┌──
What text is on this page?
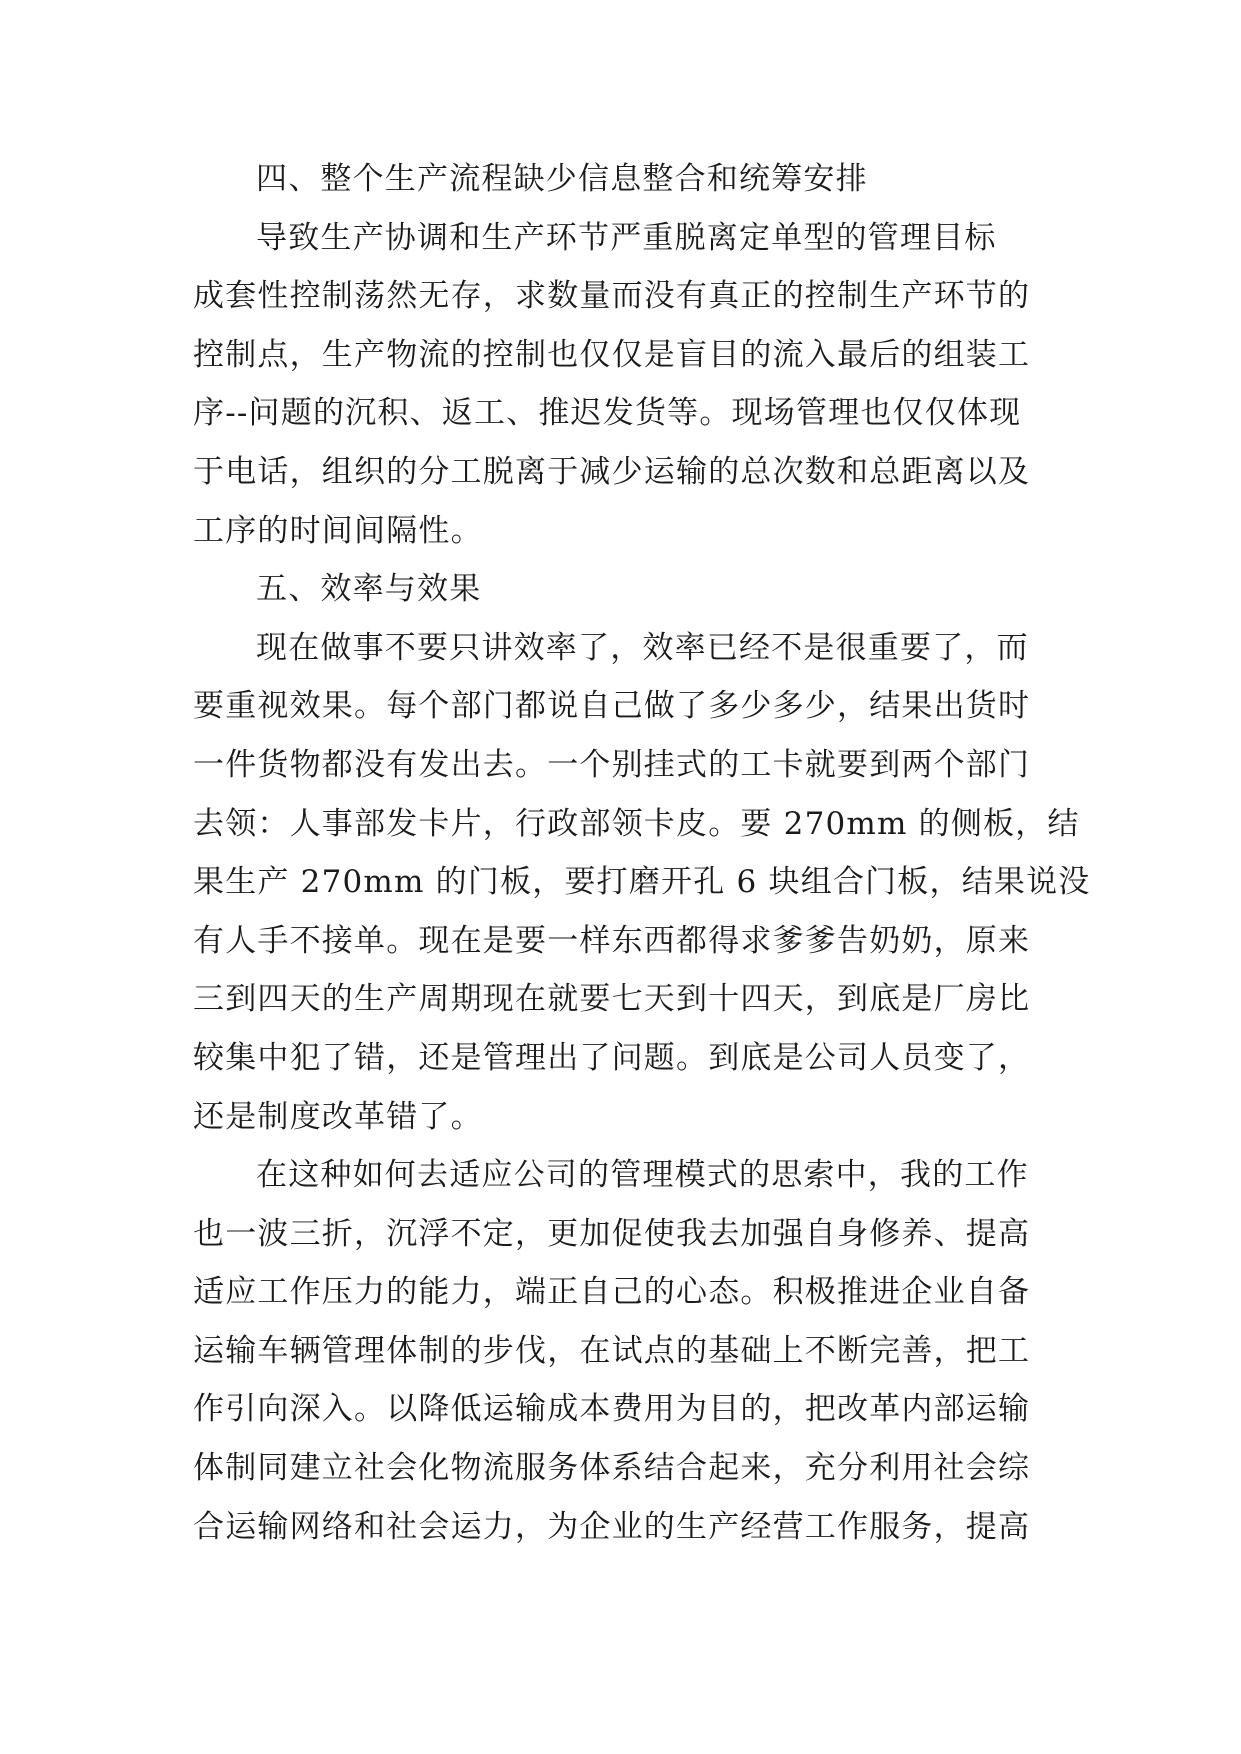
四、整个生产流程缺少信息整合和统筹安排
导致生产协调和生产环节严重脱离定单型的管理目标
成套性控制荡然无存，求数量而没有真正的控制生产环节的
控制点，生产物流的控制也仅仅是盲目的流入最后的组装工
序--问题的沉积、返工、推迟发货等。现场管理也仅仅体现
于电话，组织的分工脱离于减少运输的总次数和总距离以及
工序的时间间隔性。
五、效率与效果
现在做事不要只讲效率了，效率已经不是很重要了，而
要重视效果。每个部门都说自己做了多少多少，结果出货时
一件货物都没有发出去。一个别挂式的工卡就要到两个部门
去领：人事部发卡片，行政部领卡皮。要 270mm 的侧板，结
果生产 270mm 的门板，要打磨开孔 6 块组合门板，结果说没
有人手不接单。现在是要一样东西都得求爹爹告奶奶，原来
三到四天的生产周期现在就要七天到十四天，到底是厂房比
较集中犯了错，还是管理出了问题。到底是公司人员变了，
还是制度改革错了。
在这种如何去适应公司的管理模式的思索中，我的工作
也一波三折，沉浮不定，更加促使我去加强自身修养、提高
适应工作压力的能力，端正自己的心态。积极推进企业自备
运输车辆管理体制的步伐，在试点的基础上不断完善，把工
作引向深入。以降低运输成本费用为目的，把改革内部运输
体制同建立社会化物流服务体系结合起来，充分利用社会综
合运输网络和社会运力，为企业的生产经营工作服务，提高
└──
▶ WHAT IS REQUIRED: Reproduce the material above verbatim; omit every picture.

▶ FULL OUTPUT:
What text is on this page?
四、整个生产流程缺少信息整合和统筹安排
导致生产协调和生产环节严重脱离定单型的管理目标
成套性控制荡然无存，求数量而没有真正的控制生产环节的
控制点，生产物流的控制也仅仅是盲目的流入最后的组装工
序--问题的沉积、返工、推迟发货等。现场管理也仅仅体现
于电话，组织的分工脱离于减少运输的总次数和总距离以及
工序的时间间隔性。
五、效率与效果
现在做事不要只讲效率了，效率已经不是很重要了，而
要重视效果。每个部门都说自己做了多少多少，结果出货时
一件货物都没有发出去。一个别挂式的工卡就要到两个部门
去领：人事部发卡片，行政部领卡皮。要 270mm 的侧板，结
果生产 270mm 的门板，要打磨开孔 6 块组合门板，结果说没
有人手不接单。现在是要一样东西都得求爹爹告奶奶，原来
三到四天的生产周期现在就要七天到十四天，到底是厂房比
较集中犯了错，还是管理出了问题。到底是公司人员变了，
还是制度改革错了。
在这种如何去适应公司的管理模式的思索中，我的工作
也一波三折，沉浮不定，更加促使我去加强自身修养、提高
适应工作压力的能力，端正自己的心态。积极推进企业自备
运输车辆管理体制的步伐，在试点的基础上不断完善，把工
作引向深入。以降低运输成本费用为目的，把改革内部运输
体制同建立社会化物流服务体系结合起来，充分利用社会综
合运输网络和社会运力，为企业的生产经营工作服务，提高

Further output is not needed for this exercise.